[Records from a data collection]

-*-

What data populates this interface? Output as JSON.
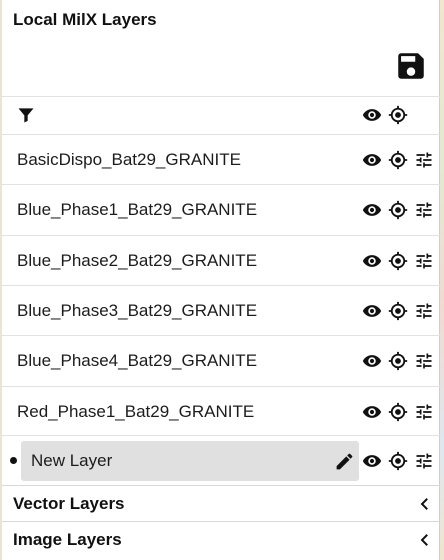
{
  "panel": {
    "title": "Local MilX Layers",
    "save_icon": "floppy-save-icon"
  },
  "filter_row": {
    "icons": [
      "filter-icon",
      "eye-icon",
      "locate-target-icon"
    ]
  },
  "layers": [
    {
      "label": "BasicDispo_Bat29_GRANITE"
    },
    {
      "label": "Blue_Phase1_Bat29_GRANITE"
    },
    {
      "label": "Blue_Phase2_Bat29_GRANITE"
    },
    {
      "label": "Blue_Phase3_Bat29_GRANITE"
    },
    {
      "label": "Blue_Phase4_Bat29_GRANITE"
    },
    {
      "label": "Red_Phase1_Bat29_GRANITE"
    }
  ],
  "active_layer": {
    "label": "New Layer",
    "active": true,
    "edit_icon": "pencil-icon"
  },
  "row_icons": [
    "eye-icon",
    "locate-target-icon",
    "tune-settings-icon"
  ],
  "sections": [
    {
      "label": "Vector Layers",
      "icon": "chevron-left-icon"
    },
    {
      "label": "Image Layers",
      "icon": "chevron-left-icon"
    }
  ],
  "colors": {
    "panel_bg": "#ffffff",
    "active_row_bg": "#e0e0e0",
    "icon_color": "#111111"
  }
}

-*-

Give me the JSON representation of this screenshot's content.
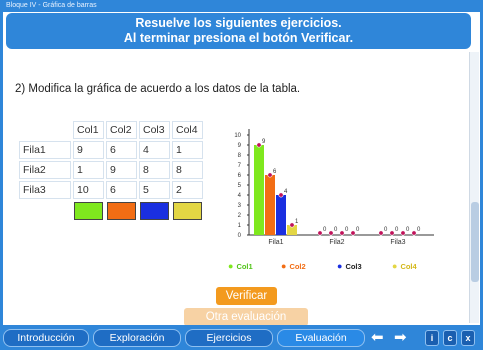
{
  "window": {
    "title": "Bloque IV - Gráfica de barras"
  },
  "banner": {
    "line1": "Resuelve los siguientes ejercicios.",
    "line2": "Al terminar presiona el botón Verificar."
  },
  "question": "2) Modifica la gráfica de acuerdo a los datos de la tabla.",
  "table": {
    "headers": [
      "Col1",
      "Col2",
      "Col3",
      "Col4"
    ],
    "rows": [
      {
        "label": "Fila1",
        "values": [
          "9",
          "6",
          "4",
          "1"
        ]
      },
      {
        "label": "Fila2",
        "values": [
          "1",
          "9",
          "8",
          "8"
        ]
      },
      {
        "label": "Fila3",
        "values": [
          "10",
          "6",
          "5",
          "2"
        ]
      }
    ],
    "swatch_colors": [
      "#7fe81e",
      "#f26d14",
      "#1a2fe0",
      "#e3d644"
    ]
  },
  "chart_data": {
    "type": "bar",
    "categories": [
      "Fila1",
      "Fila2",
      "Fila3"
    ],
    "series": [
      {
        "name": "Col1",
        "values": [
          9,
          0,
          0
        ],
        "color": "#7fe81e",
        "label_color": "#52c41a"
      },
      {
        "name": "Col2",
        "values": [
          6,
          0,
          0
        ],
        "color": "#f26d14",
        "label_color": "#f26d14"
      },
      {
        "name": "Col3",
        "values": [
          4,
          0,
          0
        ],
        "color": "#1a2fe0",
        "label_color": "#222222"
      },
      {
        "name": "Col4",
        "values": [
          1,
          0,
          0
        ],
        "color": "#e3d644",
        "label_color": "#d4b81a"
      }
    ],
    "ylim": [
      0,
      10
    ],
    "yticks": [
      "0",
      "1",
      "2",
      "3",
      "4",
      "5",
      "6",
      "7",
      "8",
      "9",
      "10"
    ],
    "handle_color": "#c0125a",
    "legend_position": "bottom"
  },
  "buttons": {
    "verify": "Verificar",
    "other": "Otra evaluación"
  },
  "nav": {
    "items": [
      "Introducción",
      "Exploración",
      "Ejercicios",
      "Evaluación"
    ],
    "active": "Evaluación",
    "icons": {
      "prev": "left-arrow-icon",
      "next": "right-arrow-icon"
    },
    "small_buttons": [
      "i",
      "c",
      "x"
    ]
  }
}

-*-

— AIM —
Extract all lines that hold the word "locate".

— RESPONSE FOR THIS EXERCISE —
      "locate-target-icon"
    "locate-target-icon",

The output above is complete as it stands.